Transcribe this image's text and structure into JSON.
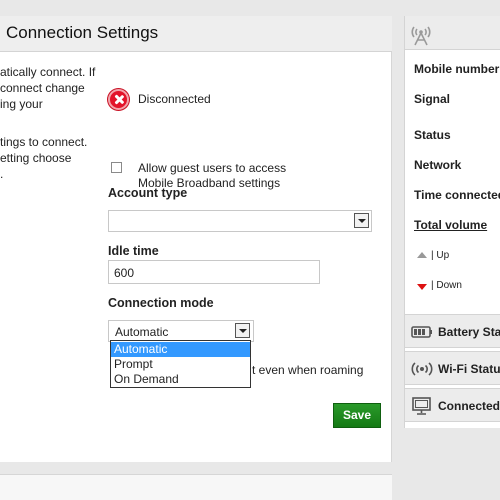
{
  "main": {
    "title": "Connection Settings",
    "left_text": [
      "atically connect. If",
      " connect change",
      "ing your",
      "tings to connect.",
      "etting choose",
      "."
    ],
    "status_text": "Disconnected",
    "guest_access_line1": "Allow guest users to access",
    "guest_access_line2": "Mobile Broadband settings",
    "account_type_label": "Account type",
    "account_type_value": "",
    "idle_time_label": "Idle time",
    "idle_time_value": "600",
    "connection_mode_label": "Connection mode",
    "connection_mode_value": "Automatic",
    "connection_mode_options": [
      "Automatic",
      "Prompt",
      "On Demand"
    ],
    "roaming_text": "t even when roaming",
    "save_label": "Save"
  },
  "side": {
    "rows": [
      "Mobile number",
      "Signal",
      "Status",
      "Network",
      "Time connected"
    ],
    "total_volume": "Total volume",
    "up_label": "| Up",
    "down_label": "| Down",
    "sections": [
      "Battery Sta",
      "Wi-Fi Status",
      "Connected"
    ]
  },
  "colors": {
    "save_green": "#1a861a",
    "selected_blue": "#3399ff",
    "disconnect_red": "#e3132a"
  }
}
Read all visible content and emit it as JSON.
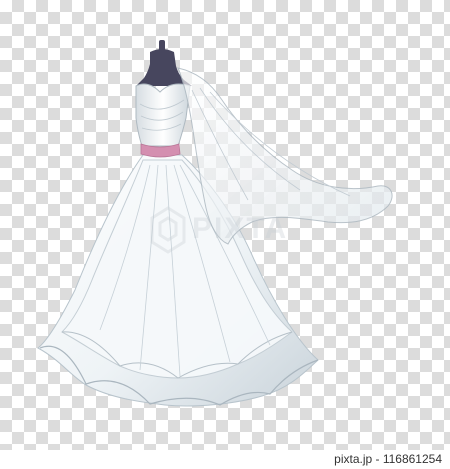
{
  "watermark": {
    "text": "PIXTA"
  },
  "footer": {
    "stock_id": "pixta.jp - 116861254"
  },
  "colors": {
    "checker_dark": "#dcdcdc",
    "checker_light": "#ffffff",
    "dress_white": "#f4f8fb",
    "dress_shadow": "#b7c3cc",
    "mannequin": "#47465e",
    "belt": "#d48fb0"
  },
  "icons": {
    "watermark_logo": "pixta-logo-icon"
  }
}
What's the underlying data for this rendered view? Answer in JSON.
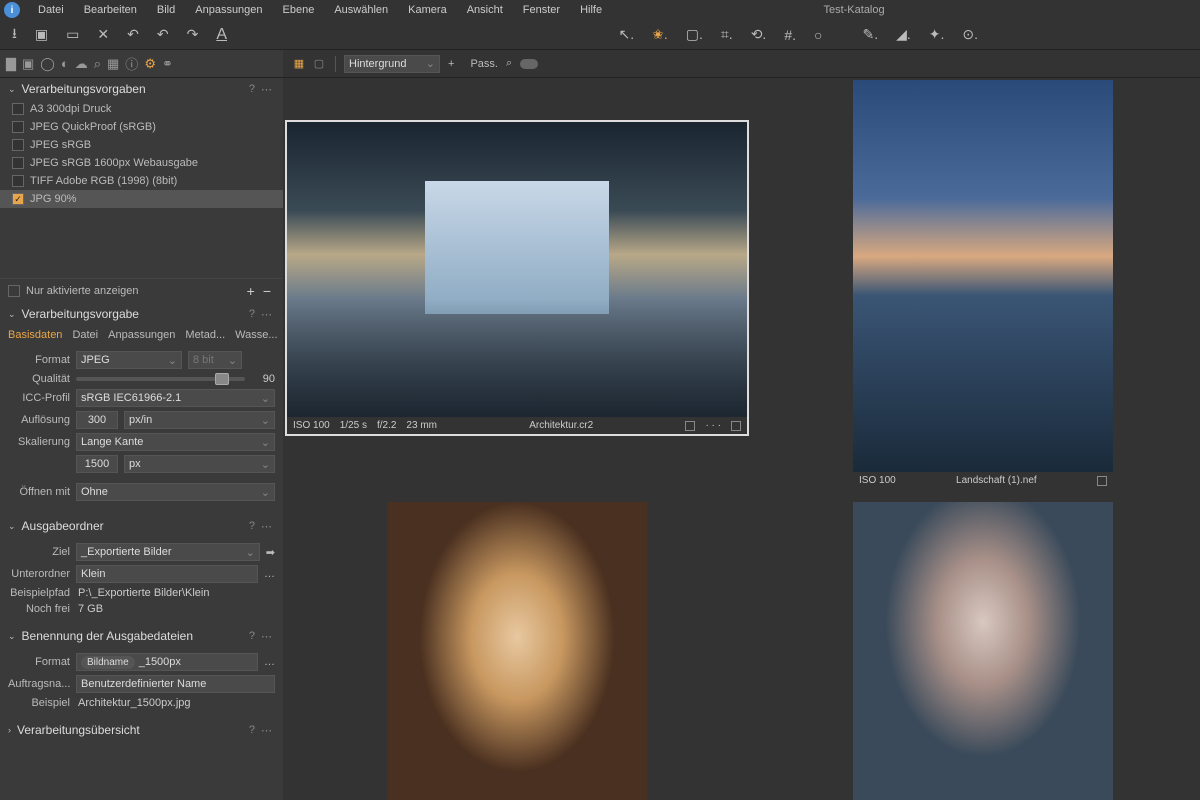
┄┄┄┄┄┄┄┄┄┄┄┄┄┄┄┄┄┄┄┄
=== Problem to work on ===
Wherever "Mobile" shows up in a line, copy that line.

=== Response to this exercise ===
    "guest_access_line2": "Mobile Broadband settings",
      "Mobile number",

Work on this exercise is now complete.